(Records from a collection of figures)
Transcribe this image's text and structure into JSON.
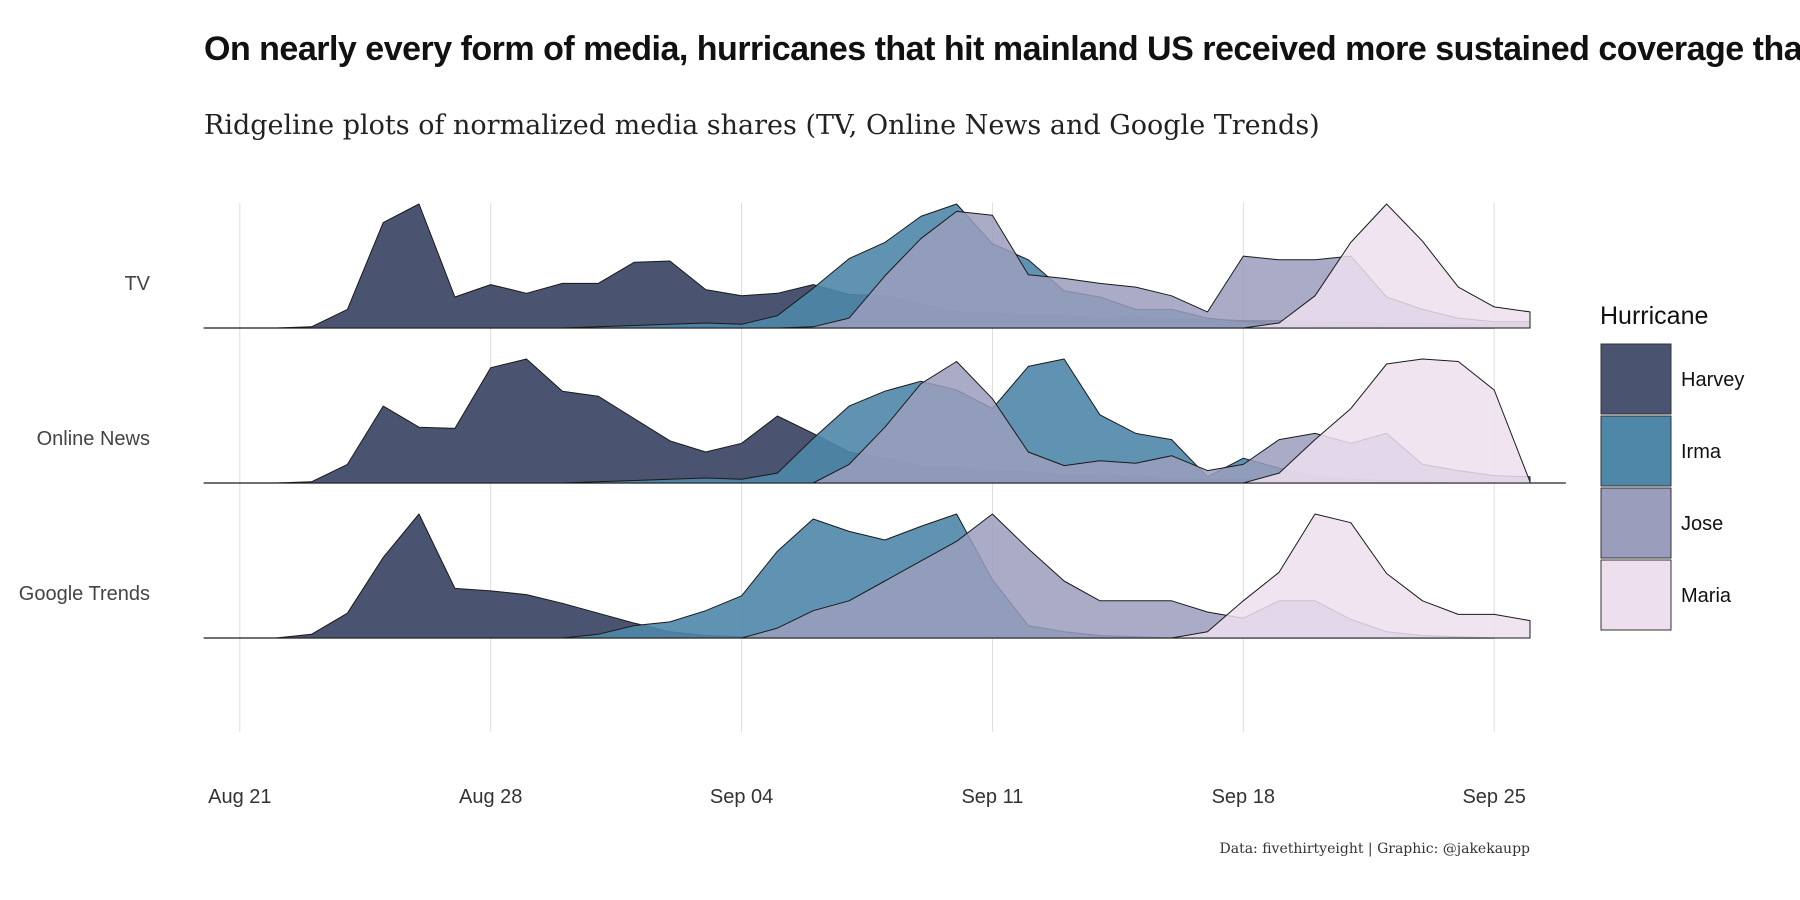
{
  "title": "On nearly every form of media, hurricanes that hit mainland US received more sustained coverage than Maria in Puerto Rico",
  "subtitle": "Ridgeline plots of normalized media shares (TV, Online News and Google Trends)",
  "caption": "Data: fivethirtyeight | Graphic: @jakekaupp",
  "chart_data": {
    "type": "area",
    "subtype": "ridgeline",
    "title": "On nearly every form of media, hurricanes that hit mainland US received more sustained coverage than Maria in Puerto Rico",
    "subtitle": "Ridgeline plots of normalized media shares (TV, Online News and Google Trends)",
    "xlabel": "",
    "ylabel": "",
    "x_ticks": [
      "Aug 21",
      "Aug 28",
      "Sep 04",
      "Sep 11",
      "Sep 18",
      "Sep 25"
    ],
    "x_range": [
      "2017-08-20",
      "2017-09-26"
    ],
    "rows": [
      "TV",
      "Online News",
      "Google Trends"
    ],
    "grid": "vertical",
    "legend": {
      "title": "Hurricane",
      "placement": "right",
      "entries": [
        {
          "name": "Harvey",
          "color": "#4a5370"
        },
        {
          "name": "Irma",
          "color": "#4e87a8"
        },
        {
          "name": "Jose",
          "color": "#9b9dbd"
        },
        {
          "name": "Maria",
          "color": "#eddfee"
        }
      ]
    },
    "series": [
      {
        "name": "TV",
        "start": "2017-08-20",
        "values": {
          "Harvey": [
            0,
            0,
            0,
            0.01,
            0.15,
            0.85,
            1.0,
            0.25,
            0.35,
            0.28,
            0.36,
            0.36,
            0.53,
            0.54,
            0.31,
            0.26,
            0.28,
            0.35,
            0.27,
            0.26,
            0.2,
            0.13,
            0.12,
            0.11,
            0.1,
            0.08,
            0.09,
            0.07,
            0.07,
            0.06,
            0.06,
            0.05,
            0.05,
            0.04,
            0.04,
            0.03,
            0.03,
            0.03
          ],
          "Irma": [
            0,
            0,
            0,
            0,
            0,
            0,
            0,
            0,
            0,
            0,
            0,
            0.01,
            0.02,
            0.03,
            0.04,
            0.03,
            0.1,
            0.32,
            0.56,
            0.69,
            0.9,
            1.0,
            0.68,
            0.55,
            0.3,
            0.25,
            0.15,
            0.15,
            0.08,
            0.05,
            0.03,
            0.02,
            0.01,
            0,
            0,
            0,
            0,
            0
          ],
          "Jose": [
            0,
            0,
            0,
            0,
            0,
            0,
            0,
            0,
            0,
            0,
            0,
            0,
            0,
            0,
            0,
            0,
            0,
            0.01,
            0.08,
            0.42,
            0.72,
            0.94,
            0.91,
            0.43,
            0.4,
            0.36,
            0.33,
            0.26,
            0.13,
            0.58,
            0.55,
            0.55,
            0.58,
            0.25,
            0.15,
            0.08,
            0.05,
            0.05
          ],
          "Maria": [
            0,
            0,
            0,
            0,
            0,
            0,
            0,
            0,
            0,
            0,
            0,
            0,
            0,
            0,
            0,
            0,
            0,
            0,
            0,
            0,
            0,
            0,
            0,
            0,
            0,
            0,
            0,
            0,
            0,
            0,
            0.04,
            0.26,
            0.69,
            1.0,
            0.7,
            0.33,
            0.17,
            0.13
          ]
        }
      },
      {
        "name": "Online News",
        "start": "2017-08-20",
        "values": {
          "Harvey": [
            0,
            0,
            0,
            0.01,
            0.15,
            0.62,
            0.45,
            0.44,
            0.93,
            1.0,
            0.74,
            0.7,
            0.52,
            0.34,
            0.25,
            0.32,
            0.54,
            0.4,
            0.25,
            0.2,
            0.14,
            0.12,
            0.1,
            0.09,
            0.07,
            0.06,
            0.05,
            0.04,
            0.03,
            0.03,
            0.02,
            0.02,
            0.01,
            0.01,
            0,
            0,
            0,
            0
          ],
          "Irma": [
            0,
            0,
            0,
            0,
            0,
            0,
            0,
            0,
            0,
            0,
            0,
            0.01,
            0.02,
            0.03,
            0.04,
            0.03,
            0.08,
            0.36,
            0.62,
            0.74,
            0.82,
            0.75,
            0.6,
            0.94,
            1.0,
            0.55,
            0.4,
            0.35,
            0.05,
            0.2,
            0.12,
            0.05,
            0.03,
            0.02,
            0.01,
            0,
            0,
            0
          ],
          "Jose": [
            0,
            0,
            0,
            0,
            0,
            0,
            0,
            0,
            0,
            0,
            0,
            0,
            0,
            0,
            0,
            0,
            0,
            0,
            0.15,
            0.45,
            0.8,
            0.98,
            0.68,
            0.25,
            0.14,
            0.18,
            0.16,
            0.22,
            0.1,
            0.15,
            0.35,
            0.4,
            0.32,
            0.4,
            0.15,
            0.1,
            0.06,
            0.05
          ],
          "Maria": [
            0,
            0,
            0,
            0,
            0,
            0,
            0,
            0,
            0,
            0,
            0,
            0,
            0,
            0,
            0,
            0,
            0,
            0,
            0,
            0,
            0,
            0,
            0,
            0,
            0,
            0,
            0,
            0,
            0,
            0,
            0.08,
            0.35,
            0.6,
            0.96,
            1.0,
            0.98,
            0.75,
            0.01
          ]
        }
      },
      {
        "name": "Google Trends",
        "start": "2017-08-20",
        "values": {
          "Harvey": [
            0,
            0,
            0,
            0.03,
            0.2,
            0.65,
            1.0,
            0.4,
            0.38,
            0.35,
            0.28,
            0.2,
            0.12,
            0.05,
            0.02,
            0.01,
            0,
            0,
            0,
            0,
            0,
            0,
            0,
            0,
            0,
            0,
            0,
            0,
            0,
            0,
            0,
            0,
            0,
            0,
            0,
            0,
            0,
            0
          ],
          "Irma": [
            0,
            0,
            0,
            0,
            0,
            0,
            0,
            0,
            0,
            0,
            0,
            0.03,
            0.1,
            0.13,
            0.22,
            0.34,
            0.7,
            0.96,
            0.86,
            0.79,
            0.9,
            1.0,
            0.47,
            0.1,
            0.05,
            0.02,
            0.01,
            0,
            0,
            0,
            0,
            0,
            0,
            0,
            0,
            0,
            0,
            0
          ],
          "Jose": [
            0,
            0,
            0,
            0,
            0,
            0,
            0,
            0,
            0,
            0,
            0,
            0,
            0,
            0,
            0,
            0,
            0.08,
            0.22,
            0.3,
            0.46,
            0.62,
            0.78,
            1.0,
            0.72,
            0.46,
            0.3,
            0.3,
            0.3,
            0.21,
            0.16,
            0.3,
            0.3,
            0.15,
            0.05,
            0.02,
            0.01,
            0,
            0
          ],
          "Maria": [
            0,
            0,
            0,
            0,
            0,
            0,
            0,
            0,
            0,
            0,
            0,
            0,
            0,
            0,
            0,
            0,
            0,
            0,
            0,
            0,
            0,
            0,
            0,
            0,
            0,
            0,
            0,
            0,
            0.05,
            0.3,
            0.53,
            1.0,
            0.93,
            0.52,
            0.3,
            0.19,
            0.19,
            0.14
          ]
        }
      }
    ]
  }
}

Given request: Only lines holding the string "hurricanes" are wanted; gather each one from the entries above.

Exercise response:
  "title": "On nearly every form of media, hurricanes that hit mainland US received more sustained coverage than Maria in Puerto Rico",
    "title": "On nearly every form of media, hurricanes that hit mainland US received more sustained coverage than Maria in Puerto Rico",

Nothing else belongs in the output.